Stored records
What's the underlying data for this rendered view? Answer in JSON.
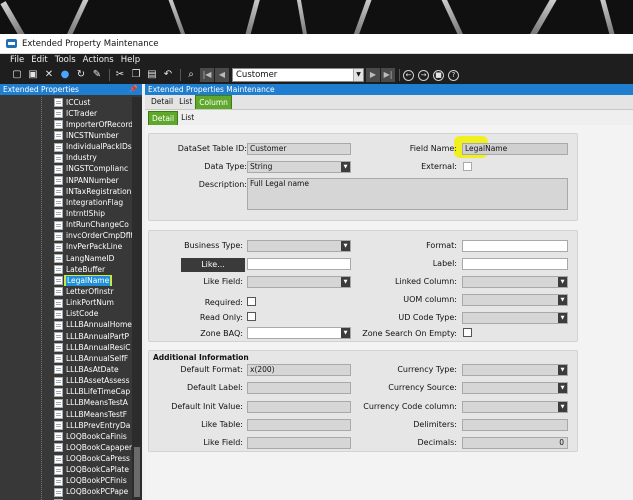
{
  "window": {
    "title": "Extended Property Maintenance"
  },
  "menu": [
    "File",
    "Edit",
    "Tools",
    "Actions",
    "Help"
  ],
  "toolbar": {
    "combo_value": "Customer"
  },
  "left_panel": {
    "header": "Extended Properties",
    "items": [
      "ICCust",
      "ICTrader",
      "ImporterOfRecord",
      "INCSTNumber",
      "IndividualPackIDs",
      "Industry",
      "INGSTComplianc",
      "INPANNumber",
      "INTaxRegistrationI",
      "IntegrationFlag",
      "IntrntlShip",
      "IntRunChangeCo",
      "invcOrderCmpDflt",
      "InvPerPackLine",
      "LangNameID",
      "LateBuffer",
      "LegalName",
      "LetterOfInstr",
      "LinkPortNum",
      "ListCode",
      "LLLBAnnualHome",
      "LLLBAnnualPartP",
      "LLLBAnnualResiC",
      "LLLBAnnualSelfF",
      "LLLBAsAtDate",
      "LLLBAssetAssess",
      "LLLBLifeTimeCap",
      "LLLBMeansTestA",
      "LLLBMeansTestF",
      "LLLBPrevEntryDa",
      "LOQBookCaFinis",
      "LOQBookCapaper",
      "LOQBookCaPress",
      "LOQBookCaPlate",
      "LOQBookPCFinis",
      "LOQBookPCPape",
      "LOQBookPCPlate",
      "LOQBookPCPres"
    ],
    "selected_index": 16
  },
  "right_panel": {
    "header": "Extended Properties Maintenance",
    "tabs_top": [
      "Detail",
      "List",
      "Column"
    ],
    "tabs_sub": [
      "Detail",
      "List"
    ],
    "top_group": {
      "dataset_label": "DataSet Table ID:",
      "dataset_value": "Customer",
      "datatype_label": "Data Type:",
      "datatype_value": "String",
      "description_label": "Description:",
      "description_value": "Full Legal name",
      "fieldname_label": "Field Name:",
      "fieldname_value": "LegalName",
      "external_label": "External:"
    },
    "mid_group": {
      "business_type_label": "Business Type:",
      "like_button": "Like...",
      "like_field_label": "Like Field:",
      "required_label": "Required:",
      "read_only_label": "Read Only:",
      "zone_baq_label": "Zone BAQ:",
      "format_label": "Format:",
      "label_label": "Label:",
      "linked_column_label": "Linked Column:",
      "uom_column_label": "UOM column:",
      "ud_code_type_label": "UD Code Type:",
      "zone_search_label": "Zone Search On Empty:"
    },
    "additional": {
      "title": "Additional Information",
      "default_format_label": "Default Format:",
      "default_format_value": "x(200)",
      "default_label_label": "Default Label:",
      "default_init_label": "Default Init Value:",
      "like_table_label": "Like Table:",
      "like_field_label": "Like Field:",
      "currency_type_label": "Currency Type:",
      "currency_source_label": "Currency Source:",
      "currency_code_label": "Currency Code column:",
      "delimiters_label": "Delimiters:",
      "decimals_label": "Decimals:",
      "decimals_value": "0"
    }
  }
}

## [PROBLEM STATEMENT]
The records above must be printed exactly; the pictures stay out.

## [EXERCISE SOLUTION]
What's the underlying data for this rendered view? Answer in JSON.
{
  "window": {
    "title": "Extended Property Maintenance"
  },
  "menu": [
    "File",
    "Edit",
    "Tools",
    "Actions",
    "Help"
  ],
  "toolbar": {
    "combo_value": "Customer"
  },
  "left_panel": {
    "header": "Extended Properties",
    "items": [
      "ICCust",
      "ICTrader",
      "ImporterOfRecord",
      "INCSTNumber",
      "IndividualPackIDs",
      "Industry",
      "INGSTComplianc",
      "INPANNumber",
      "INTaxRegistrationI",
      "IntegrationFlag",
      "IntrntlShip",
      "IntRunChangeCo",
      "invcOrderCmpDflt",
      "InvPerPackLine",
      "LangNameID",
      "LateBuffer",
      "LegalName",
      "LetterOfInstr",
      "LinkPortNum",
      "ListCode",
      "LLLBAnnualHome",
      "LLLBAnnualPartP",
      "LLLBAnnualResiC",
      "LLLBAnnualSelfF",
      "LLLBAsAtDate",
      "LLLBAssetAssess",
      "LLLBLifeTimeCap",
      "LLLBMeansTestA",
      "LLLBMeansTestF",
      "LLLBPrevEntryDa",
      "LOQBookCaFinis",
      "LOQBookCapaper",
      "LOQBookCaPress",
      "LOQBookCaPlate",
      "LOQBookPCFinis",
      "LOQBookPCPape",
      "LOQBookPCPlate",
      "LOQBookPCPres"
    ],
    "selected_index": 16
  },
  "right_panel": {
    "header": "Extended Properties Maintenance",
    "tabs_top": [
      "Detail",
      "List",
      "Column"
    ],
    "tabs_sub": [
      "Detail",
      "List"
    ],
    "top_group": {
      "dataset_label": "DataSet Table ID:",
      "dataset_value": "Customer",
      "datatype_label": "Data Type:",
      "datatype_value": "String",
      "description_label": "Description:",
      "description_value": "Full Legal name",
      "fieldname_label": "Field Name:",
      "fieldname_value": "LegalName",
      "external_label": "External:"
    },
    "mid_group": {
      "business_type_label": "Business Type:",
      "like_button": "Like...",
      "like_field_label": "Like Field:",
      "required_label": "Required:",
      "read_only_label": "Read Only:",
      "zone_baq_label": "Zone BAQ:",
      "format_label": "Format:",
      "label_label": "Label:",
      "linked_column_label": "Linked Column:",
      "uom_column_label": "UOM column:",
      "ud_code_type_label": "UD Code Type:",
      "zone_search_label": "Zone Search On Empty:"
    },
    "additional": {
      "title": "Additional Information",
      "default_format_label": "Default Format:",
      "default_format_value": "x(200)",
      "default_label_label": "Default Label:",
      "default_init_label": "Default Init Value:",
      "like_table_label": "Like Table:",
      "like_field_label": "Like Field:",
      "currency_type_label": "Currency Type:",
      "currency_source_label": "Currency Source:",
      "currency_code_label": "Currency Code column:",
      "delimiters_label": "Delimiters:",
      "decimals_label": "Decimals:",
      "decimals_value": "0"
    }
  }
}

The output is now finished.